━━ 使用データ ━━

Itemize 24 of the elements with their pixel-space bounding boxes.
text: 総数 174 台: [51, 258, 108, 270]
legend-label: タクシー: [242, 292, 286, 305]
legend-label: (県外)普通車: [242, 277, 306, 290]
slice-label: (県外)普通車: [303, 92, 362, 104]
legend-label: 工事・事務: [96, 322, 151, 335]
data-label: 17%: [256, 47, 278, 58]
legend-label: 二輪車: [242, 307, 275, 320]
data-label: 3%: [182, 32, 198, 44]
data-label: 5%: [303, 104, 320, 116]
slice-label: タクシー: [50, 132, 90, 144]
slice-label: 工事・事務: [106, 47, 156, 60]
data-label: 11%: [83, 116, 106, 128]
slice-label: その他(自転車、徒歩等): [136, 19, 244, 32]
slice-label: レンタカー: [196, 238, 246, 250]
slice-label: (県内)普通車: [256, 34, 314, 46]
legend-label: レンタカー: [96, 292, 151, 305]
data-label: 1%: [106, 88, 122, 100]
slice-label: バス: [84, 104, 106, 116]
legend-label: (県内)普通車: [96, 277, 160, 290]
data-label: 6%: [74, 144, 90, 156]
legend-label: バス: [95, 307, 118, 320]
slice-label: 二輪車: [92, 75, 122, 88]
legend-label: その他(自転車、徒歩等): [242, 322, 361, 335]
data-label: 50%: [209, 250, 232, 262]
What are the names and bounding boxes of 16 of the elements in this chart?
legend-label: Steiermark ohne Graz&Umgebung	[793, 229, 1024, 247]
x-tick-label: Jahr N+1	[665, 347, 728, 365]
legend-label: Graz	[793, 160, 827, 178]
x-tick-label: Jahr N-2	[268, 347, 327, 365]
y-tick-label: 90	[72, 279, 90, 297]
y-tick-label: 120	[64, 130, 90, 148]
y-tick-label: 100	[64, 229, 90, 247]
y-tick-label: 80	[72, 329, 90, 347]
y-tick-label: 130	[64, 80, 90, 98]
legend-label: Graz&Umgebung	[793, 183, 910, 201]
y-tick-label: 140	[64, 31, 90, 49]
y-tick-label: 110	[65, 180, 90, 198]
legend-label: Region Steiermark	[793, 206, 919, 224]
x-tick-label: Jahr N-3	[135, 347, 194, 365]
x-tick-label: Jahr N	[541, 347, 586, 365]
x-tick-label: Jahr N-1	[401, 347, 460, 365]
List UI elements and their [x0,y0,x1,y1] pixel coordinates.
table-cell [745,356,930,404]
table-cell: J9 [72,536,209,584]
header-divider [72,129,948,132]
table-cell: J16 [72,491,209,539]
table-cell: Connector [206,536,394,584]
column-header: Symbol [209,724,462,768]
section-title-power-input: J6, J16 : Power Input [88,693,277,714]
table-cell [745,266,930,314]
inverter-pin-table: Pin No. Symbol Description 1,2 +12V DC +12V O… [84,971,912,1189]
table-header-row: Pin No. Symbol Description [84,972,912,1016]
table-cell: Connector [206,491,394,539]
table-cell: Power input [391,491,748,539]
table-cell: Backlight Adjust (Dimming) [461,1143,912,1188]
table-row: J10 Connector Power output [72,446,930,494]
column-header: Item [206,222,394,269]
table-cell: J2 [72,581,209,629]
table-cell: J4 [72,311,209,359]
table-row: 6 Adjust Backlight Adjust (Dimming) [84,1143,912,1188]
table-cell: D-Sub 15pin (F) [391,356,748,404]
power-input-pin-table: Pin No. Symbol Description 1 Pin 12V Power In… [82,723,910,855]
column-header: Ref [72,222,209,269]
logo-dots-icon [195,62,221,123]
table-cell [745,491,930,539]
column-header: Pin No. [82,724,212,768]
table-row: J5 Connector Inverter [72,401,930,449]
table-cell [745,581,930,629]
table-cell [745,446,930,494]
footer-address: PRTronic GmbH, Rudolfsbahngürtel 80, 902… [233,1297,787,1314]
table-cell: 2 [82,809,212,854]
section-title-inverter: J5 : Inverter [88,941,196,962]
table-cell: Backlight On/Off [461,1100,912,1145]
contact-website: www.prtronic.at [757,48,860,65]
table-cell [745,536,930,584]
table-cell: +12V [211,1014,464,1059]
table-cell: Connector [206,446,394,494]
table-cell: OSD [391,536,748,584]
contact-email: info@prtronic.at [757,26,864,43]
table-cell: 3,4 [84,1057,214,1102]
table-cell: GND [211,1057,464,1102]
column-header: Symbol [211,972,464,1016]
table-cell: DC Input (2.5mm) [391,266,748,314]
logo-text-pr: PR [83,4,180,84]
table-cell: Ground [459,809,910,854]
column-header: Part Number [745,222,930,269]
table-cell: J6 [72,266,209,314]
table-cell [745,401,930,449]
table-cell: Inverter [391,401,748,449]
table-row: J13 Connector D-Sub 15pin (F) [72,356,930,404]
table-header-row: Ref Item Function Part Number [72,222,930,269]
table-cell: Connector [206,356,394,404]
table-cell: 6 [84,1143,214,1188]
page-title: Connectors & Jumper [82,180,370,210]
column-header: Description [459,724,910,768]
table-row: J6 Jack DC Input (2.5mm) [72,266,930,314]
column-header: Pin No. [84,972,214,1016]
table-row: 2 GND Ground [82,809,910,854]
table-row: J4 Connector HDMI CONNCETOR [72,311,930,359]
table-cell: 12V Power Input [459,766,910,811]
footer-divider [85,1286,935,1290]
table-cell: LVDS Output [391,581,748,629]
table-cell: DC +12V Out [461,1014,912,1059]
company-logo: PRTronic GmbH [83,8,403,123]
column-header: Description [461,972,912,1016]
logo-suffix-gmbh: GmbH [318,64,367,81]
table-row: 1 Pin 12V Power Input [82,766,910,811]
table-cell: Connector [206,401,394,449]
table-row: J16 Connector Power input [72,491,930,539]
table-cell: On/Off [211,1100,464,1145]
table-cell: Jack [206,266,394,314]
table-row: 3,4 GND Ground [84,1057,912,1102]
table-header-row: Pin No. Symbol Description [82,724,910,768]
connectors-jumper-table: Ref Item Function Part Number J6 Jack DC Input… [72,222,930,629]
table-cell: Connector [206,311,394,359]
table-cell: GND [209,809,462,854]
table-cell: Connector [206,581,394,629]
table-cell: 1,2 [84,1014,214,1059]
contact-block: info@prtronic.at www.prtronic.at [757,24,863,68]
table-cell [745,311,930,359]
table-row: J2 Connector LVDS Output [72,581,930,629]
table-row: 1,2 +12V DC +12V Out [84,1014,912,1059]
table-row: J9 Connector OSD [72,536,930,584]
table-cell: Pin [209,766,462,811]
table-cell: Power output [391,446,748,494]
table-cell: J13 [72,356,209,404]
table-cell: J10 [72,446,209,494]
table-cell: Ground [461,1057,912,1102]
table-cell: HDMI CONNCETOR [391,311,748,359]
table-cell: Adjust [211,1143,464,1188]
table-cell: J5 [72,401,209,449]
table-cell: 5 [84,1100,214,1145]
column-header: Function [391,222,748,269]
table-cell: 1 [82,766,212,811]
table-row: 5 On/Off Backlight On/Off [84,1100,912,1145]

━━━

課題: 上のエントリから文字列「info」を含む行を探し、該当する行をすべて書き写してください。

出力結果:
contact-email: info@prtronic.at [757,26,864,43]
contact-block: info@prtronic.at www.prtronic.at [757,24,863,68]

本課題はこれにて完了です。